> [What you need to do]:
Spot each line in the records below where the word "Sufficiency" occurs, then copy it.

> [Records]:
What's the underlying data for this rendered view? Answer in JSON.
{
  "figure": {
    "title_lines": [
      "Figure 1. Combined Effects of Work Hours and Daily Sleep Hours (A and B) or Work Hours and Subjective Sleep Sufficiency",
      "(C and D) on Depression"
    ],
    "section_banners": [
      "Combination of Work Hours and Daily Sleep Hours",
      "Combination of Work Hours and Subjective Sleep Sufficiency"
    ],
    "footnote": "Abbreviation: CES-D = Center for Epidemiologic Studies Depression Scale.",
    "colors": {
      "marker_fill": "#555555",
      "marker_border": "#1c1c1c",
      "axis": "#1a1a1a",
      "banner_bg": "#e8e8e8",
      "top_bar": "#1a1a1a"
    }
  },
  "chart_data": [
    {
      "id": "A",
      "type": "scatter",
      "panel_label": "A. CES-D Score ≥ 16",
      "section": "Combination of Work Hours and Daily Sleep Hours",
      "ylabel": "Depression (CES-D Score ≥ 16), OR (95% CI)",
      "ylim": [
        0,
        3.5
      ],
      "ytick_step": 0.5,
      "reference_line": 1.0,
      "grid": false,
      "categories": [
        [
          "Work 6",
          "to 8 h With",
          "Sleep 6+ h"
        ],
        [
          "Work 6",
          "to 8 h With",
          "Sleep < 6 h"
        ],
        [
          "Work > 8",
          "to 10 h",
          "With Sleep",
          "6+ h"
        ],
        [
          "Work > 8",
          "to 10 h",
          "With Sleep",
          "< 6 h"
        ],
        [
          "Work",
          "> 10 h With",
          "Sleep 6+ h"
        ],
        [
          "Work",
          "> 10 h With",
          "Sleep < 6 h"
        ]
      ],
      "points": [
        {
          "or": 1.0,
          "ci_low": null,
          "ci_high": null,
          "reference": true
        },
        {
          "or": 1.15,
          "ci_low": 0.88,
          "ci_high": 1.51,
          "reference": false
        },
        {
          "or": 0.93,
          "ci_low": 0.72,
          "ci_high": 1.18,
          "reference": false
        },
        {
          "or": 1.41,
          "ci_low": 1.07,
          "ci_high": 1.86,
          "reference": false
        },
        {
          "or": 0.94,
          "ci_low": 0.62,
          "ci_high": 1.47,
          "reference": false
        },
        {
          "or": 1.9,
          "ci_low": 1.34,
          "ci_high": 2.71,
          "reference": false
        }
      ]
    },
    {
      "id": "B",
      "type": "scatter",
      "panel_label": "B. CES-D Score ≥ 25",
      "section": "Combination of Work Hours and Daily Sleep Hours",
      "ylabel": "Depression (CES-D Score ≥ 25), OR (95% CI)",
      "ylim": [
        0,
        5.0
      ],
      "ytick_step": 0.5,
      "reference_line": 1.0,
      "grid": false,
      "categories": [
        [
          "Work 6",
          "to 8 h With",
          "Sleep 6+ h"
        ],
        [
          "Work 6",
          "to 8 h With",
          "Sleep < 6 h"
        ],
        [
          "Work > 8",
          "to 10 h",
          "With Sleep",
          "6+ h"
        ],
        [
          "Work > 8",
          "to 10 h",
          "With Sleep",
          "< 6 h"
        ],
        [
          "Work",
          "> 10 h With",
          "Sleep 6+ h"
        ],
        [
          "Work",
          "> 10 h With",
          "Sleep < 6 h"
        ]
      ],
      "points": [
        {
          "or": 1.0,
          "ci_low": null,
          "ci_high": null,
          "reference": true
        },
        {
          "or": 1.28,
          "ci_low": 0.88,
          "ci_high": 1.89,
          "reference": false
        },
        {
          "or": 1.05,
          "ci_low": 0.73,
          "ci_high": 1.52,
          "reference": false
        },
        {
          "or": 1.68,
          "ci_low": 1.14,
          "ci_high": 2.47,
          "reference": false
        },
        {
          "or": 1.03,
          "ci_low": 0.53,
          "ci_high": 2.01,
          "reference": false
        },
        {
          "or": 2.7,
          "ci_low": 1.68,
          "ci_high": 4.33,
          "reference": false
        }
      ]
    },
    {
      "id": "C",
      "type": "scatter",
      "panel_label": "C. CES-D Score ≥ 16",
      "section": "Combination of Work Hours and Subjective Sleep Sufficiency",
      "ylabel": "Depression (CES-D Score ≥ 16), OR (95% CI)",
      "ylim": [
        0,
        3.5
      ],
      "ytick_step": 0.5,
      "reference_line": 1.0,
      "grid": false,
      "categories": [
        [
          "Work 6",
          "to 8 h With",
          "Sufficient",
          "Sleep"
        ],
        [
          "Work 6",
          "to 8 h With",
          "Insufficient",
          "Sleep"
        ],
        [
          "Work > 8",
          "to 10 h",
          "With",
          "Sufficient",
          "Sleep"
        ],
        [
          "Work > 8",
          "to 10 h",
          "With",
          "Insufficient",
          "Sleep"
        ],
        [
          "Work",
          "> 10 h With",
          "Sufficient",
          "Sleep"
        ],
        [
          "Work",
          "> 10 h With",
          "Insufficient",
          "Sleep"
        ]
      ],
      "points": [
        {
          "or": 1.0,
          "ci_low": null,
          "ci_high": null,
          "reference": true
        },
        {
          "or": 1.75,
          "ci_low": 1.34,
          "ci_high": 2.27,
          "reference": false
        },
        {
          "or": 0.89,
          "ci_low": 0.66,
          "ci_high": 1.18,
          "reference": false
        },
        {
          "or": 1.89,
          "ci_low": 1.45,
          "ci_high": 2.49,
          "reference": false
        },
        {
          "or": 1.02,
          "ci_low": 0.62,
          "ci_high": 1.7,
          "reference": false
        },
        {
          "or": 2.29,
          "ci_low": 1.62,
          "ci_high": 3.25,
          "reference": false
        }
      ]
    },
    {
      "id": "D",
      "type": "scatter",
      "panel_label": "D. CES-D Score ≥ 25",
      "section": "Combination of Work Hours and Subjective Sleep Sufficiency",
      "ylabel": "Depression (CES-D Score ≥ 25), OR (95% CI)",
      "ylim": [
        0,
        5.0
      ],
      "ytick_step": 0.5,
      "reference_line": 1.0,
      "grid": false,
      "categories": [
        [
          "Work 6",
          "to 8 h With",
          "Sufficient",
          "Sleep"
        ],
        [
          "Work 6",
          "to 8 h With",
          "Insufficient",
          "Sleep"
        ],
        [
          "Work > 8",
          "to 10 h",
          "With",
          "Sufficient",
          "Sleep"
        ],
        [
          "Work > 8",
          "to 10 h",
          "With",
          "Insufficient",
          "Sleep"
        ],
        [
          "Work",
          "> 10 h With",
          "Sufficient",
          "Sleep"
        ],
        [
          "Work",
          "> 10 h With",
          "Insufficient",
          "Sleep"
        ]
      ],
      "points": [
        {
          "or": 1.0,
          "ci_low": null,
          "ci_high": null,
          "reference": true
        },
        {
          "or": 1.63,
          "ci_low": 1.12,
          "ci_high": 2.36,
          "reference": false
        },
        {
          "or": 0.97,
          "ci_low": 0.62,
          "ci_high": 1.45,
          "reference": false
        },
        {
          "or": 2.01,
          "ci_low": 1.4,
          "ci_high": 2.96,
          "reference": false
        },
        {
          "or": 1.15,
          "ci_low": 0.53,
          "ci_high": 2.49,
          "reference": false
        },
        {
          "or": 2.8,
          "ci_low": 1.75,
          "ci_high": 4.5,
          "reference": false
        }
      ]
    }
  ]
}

> [Worked solution]:
      "Figure 1. Combined Effects of Work Hours and Daily Sleep Hours (A and B) or Work Hours and Subjective Sleep Sufficiency",
      "Combination of Work Hours and Subjective Sleep Sufficiency"
      "section": "Combination of Work Hours and Subjective Sleep Sufficiency",
      "section": "Combination of Work Hours and Subjective Sleep Sufficiency",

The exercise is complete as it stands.